[Dataset records]
**********
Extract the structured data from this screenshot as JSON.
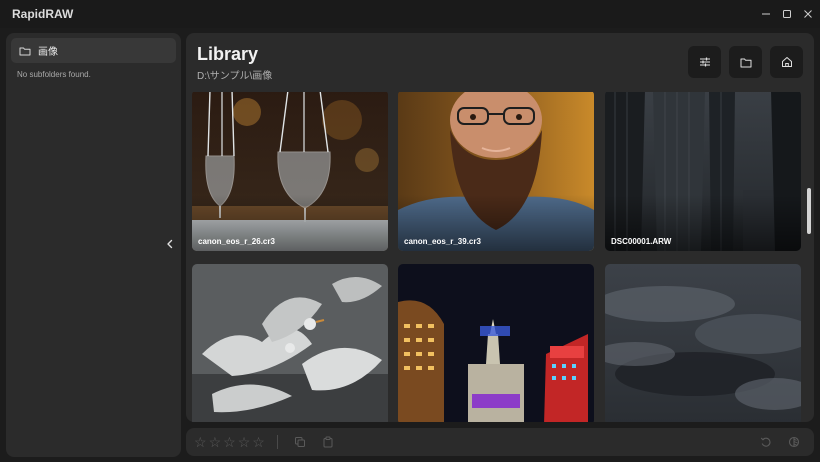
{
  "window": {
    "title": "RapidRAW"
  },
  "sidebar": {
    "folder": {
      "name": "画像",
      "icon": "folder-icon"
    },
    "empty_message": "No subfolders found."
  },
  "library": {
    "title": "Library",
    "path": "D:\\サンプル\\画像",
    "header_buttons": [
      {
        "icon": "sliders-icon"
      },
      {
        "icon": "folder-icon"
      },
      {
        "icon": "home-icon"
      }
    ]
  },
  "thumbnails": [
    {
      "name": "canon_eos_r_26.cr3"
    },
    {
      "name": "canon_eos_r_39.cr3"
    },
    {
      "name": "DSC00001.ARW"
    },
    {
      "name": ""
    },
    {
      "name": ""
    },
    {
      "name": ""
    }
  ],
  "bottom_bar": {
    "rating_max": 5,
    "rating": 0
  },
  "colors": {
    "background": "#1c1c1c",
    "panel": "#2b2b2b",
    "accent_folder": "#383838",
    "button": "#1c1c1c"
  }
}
**********
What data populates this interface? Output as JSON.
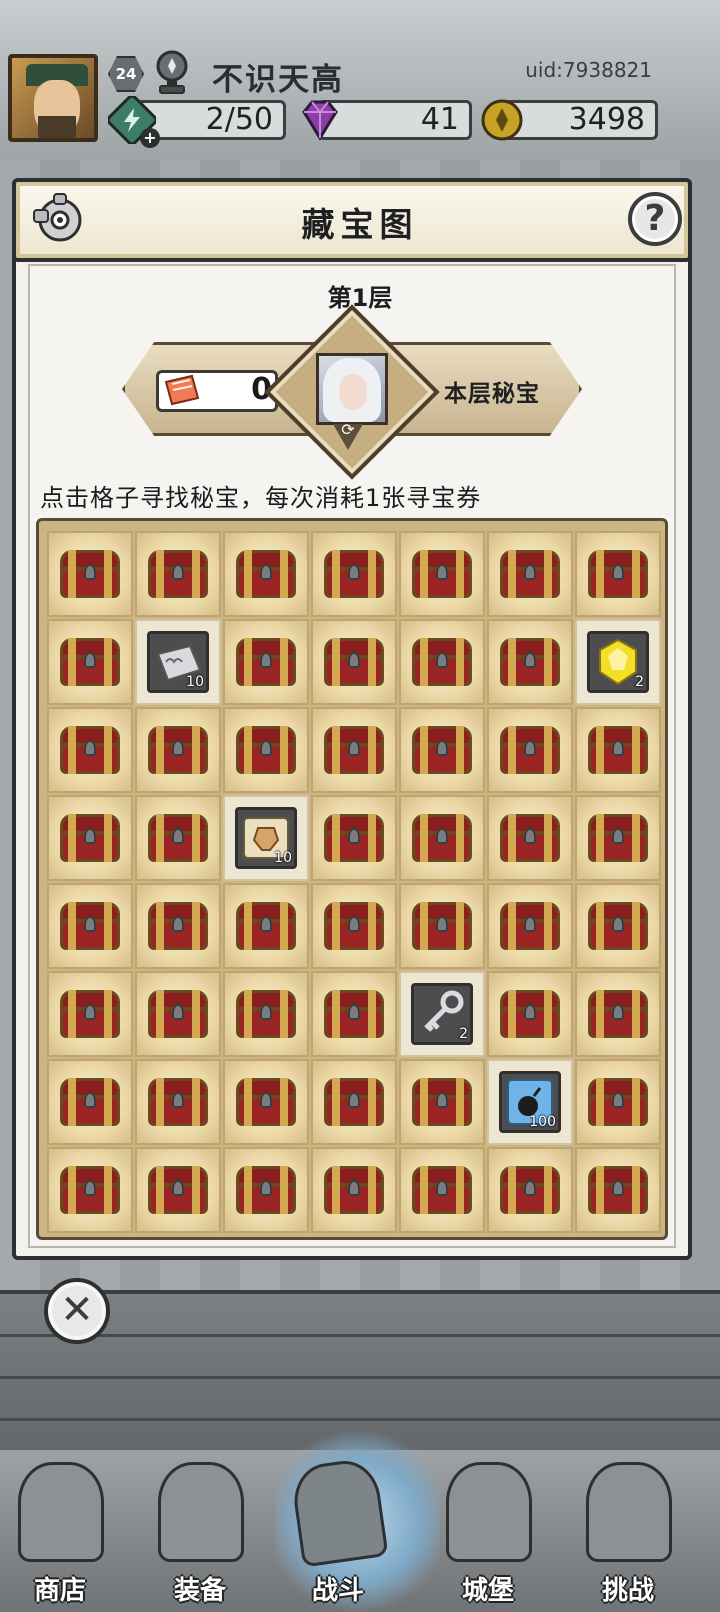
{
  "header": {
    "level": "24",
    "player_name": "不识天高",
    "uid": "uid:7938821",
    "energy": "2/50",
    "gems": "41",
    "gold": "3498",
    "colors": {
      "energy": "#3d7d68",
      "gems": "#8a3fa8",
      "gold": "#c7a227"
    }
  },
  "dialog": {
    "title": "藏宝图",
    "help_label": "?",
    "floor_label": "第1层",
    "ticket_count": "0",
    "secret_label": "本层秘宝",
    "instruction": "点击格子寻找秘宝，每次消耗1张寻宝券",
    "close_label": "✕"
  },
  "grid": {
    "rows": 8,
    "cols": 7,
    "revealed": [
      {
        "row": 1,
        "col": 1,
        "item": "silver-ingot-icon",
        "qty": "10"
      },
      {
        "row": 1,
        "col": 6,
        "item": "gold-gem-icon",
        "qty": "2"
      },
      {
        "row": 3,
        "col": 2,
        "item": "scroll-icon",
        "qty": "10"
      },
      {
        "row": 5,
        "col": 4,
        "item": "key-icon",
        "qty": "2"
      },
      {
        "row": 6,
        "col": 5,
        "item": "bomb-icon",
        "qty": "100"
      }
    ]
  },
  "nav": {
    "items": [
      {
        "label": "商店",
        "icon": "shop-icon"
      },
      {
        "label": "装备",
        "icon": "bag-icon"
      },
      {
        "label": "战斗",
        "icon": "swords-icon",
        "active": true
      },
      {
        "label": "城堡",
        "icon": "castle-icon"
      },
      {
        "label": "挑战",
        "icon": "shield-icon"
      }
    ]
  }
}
**********
[Your goal] Collect, from the material above, every line containing the word "JSON".

[Solution for this task]
Extract the structured data from this screenshot as JSON.
What data populates this interface? Output as JSON.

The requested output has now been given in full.